EXTRAIT CHOISI >>
━━━━━━━━
ThéâtreCritiques de théâtre
Crédit photo : Gunther Gamper
Les spectateurs âgés de vingt ans et moins, les étudiants du secondaire ou du cégep qui assistent de façon obligatoire à des pièces de théâtre, sont un public qui ne fait pas de compromis: il aime ou il déteste. Il est bruyant ou silencieux, rarement entre les deux.
C’est donc avec curiosité que je scrute les jeunes gens autour de moi, hâtive de voir et d’entendre leurs réactions face à ce texte écrit il y a plus de 400 ans. Juste avant le début du spectacle, je me pose les questions suivantes: «Pourquoi monter cette comédie de Shakespeare aujourd’hui? Pour le défi? Un pari entre Sara Balleux et Frédéric Bélanger, les co-directeurs de la compagnie du Théâtre Advienne que pourra?» Pari risqué, à mon avis…
Ce que je n’avais pas envisagé, c’est l’habile adaptation que Steve Gagnon et Frédéric Bélanger en ont faite. Le délire est total. Le texte prend une tout autre allure. Les histoires d’amour entre les personnages d’Hermia, de Lysandre, d’Héléna et de Démitrius sont à l’image du public présent dans la salle. Ils aiment ou ils détestent. Pas de demi-mesure.
Comme face à un miroir, les spectateurs rient à chaque moment clé en se reconnaissant dans les traits grossis des personnages. Ça fonctionne et c’est enivrant de sentir cette cohésion entre la salle et la scène.
━━━━━━━━
DONNÉES FOURNIES >>
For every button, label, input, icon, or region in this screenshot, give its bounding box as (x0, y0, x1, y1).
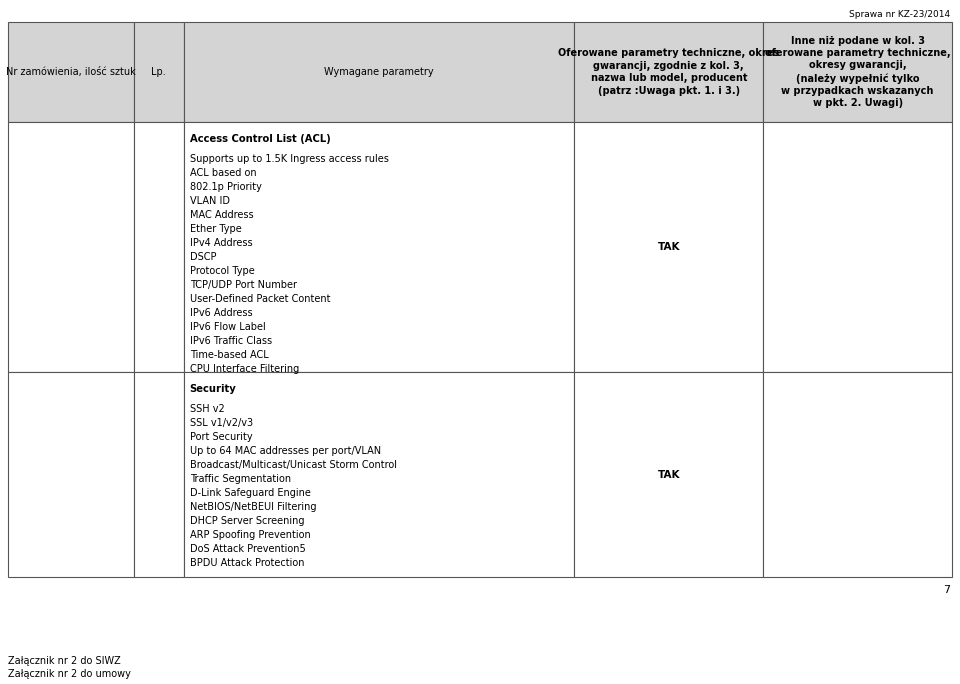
━━━━━━━━
LISTE DES TÂCHES >>
a: Recopiez fidèlement le passage de la critique de théâtre qui va de "ThéâtreCritiques de théâtre" à "entre les deux.".
b: Selon la critique de théâtre, qui a signé l'adaptation de la comédie de Shakespeare?

RÉSULTATS >>
a:
ThéâtreCritiques de théâtre
Crédit photo : Gunther Gamper
Les spectateurs âgés de vingt ans et moins, les étudiants du secondaire ou du cégep qui assistent de façon obligatoire à des pièces de théâtre, sont un public qui ne fait pas de compromis: il aime ou il déteste. Il est bruyant ou silencieux, rarement entre les deux.

b: Steve Gagnon et Frédéric Bélanger.